» Data
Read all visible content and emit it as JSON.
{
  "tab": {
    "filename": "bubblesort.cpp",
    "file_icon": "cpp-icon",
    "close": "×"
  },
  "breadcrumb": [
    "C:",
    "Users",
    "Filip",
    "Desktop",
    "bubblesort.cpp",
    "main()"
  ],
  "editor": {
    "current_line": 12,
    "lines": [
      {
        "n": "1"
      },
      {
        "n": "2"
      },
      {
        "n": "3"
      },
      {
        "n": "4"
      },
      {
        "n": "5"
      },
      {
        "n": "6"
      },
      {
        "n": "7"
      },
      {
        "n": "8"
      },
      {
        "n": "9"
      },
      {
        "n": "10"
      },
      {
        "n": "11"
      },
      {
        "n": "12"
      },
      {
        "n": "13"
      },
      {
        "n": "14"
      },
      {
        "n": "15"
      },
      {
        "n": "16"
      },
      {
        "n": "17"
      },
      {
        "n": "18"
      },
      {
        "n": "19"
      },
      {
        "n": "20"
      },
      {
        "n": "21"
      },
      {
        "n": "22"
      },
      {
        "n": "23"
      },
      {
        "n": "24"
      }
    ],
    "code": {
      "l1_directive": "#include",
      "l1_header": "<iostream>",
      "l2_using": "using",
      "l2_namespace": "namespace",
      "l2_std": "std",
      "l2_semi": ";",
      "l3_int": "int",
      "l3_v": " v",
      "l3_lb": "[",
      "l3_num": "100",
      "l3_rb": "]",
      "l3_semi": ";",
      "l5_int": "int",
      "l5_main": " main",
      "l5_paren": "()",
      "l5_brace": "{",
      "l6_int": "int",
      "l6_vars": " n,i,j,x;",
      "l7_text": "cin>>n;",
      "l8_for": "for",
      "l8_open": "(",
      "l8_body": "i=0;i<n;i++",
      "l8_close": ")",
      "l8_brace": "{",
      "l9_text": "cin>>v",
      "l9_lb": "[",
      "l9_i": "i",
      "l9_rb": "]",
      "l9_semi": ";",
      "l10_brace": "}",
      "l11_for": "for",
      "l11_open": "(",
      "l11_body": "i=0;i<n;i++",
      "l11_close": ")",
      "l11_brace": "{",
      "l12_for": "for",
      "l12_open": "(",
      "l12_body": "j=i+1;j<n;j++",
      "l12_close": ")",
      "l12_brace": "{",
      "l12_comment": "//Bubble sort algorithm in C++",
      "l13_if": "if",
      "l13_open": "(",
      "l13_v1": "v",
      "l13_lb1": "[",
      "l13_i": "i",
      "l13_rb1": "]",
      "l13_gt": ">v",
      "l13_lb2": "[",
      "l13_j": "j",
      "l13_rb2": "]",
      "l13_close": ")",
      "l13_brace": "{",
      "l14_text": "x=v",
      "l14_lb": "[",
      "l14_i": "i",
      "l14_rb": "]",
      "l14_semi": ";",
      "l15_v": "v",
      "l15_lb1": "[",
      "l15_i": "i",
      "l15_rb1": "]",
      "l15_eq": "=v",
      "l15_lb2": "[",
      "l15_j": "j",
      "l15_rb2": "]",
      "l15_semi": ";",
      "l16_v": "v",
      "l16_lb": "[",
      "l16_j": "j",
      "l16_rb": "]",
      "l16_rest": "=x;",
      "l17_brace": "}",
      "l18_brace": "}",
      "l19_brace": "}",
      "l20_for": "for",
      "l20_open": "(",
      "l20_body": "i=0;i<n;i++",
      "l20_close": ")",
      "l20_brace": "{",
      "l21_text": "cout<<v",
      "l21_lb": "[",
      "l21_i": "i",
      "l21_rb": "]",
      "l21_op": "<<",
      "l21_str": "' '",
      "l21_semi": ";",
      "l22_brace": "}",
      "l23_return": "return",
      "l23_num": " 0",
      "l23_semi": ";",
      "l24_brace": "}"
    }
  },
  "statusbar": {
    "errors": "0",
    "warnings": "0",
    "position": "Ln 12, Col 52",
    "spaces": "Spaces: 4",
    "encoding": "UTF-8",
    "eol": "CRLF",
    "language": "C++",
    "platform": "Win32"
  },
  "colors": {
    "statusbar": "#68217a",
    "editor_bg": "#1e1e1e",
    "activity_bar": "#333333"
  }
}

» Exercise objective
Go through the listing above and restate it word for word.

» Result
Read all visible content and emit it as JSON.
{
  "tab": {
    "filename": "bubblesort.cpp",
    "file_icon": "cpp-icon",
    "close": "×"
  },
  "breadcrumb": [
    "C:",
    "Users",
    "Filip",
    "Desktop",
    "bubblesort.cpp",
    "main()"
  ],
  "editor": {
    "current_line": 12,
    "lines": [
      {
        "n": "1"
      },
      {
        "n": "2"
      },
      {
        "n": "3"
      },
      {
        "n": "4"
      },
      {
        "n": "5"
      },
      {
        "n": "6"
      },
      {
        "n": "7"
      },
      {
        "n": "8"
      },
      {
        "n": "9"
      },
      {
        "n": "10"
      },
      {
        "n": "11"
      },
      {
        "n": "12"
      },
      {
        "n": "13"
      },
      {
        "n": "14"
      },
      {
        "n": "15"
      },
      {
        "n": "16"
      },
      {
        "n": "17"
      },
      {
        "n": "18"
      },
      {
        "n": "19"
      },
      {
        "n": "20"
      },
      {
        "n": "21"
      },
      {
        "n": "22"
      },
      {
        "n": "23"
      },
      {
        "n": "24"
      }
    ],
    "code": {
      "l1_directive": "#include",
      "l1_header": "<iostream>",
      "l2_using": "using",
      "l2_namespace": "namespace",
      "l2_std": "std",
      "l2_semi": ";",
      "l3_int": "int",
      "l3_v": " v",
      "l3_lb": "[",
      "l3_num": "100",
      "l3_rb": "]",
      "l3_semi": ";",
      "l5_int": "int",
      "l5_main": " main",
      "l5_paren": "()",
      "l5_brace": "{",
      "l6_int": "int",
      "l6_vars": " n,i,j,x;",
      "l7_text": "cin>>n;",
      "l8_for": "for",
      "l8_open": "(",
      "l8_body": "i=0;i<n;i++",
      "l8_close": ")",
      "l8_brace": "{",
      "l9_text": "cin>>v",
      "l9_lb": "[",
      "l9_i": "i",
      "l9_rb": "]",
      "l9_semi": ";",
      "l10_brace": "}",
      "l11_for": "for",
      "l11_open": "(",
      "l11_body": "i=0;i<n;i++",
      "l11_close": ")",
      "l11_brace": "{",
      "l12_for": "for",
      "l12_open": "(",
      "l12_body": "j=i+1;j<n;j++",
      "l12_close": ")",
      "l12_brace": "{",
      "l12_comment": "//Bubble sort algorithm in C++",
      "l13_if": "if",
      "l13_open": "(",
      "l13_v1": "v",
      "l13_lb1": "[",
      "l13_i": "i",
      "l13_rb1": "]",
      "l13_gt": ">v",
      "l13_lb2": "[",
      "l13_j": "j",
      "l13_rb2": "]",
      "l13_close": ")",
      "l13_brace": "{",
      "l14_text": "x=v",
      "l14_lb": "[",
      "l14_i": "i",
      "l14_rb": "]",
      "l14_semi": ";",
      "l15_v": "v",
      "l15_lb1": "[",
      "l15_i": "i",
      "l15_rb1": "]",
      "l15_eq": "=v",
      "l15_lb2": "[",
      "l15_j": "j",
      "l15_rb2": "]",
      "l15_semi": ";",
      "l16_v": "v",
      "l16_lb": "[",
      "l16_j": "j",
      "l16_rb": "]",
      "l16_rest": "=x;",
      "l17_brace": "}",
      "l18_brace": "}",
      "l19_brace": "}",
      "l20_for": "for",
      "l20_open": "(",
      "l20_body": "i=0;i<n;i++",
      "l20_close": ")",
      "l20_brace": "{",
      "l21_text": "cout<<v",
      "l21_lb": "[",
      "l21_i": "i",
      "l21_rb": "]",
      "l21_op": "<<",
      "l21_str": "' '",
      "l21_semi": ";",
      "l22_brace": "}",
      "l23_return": "return",
      "l23_num": " 0",
      "l23_semi": ";",
      "l24_brace": "}"
    }
  },
  "statusbar": {
    "errors": "0",
    "warnings": "0",
    "position": "Ln 12, Col 52",
    "spaces": "Spaces: 4",
    "encoding": "UTF-8",
    "eol": "CRLF",
    "language": "C++",
    "platform": "Win32"
  },
  "colors": {
    "statusbar": "#68217a",
    "editor_bg": "#1e1e1e",
    "activity_bar": "#333333"
  }
}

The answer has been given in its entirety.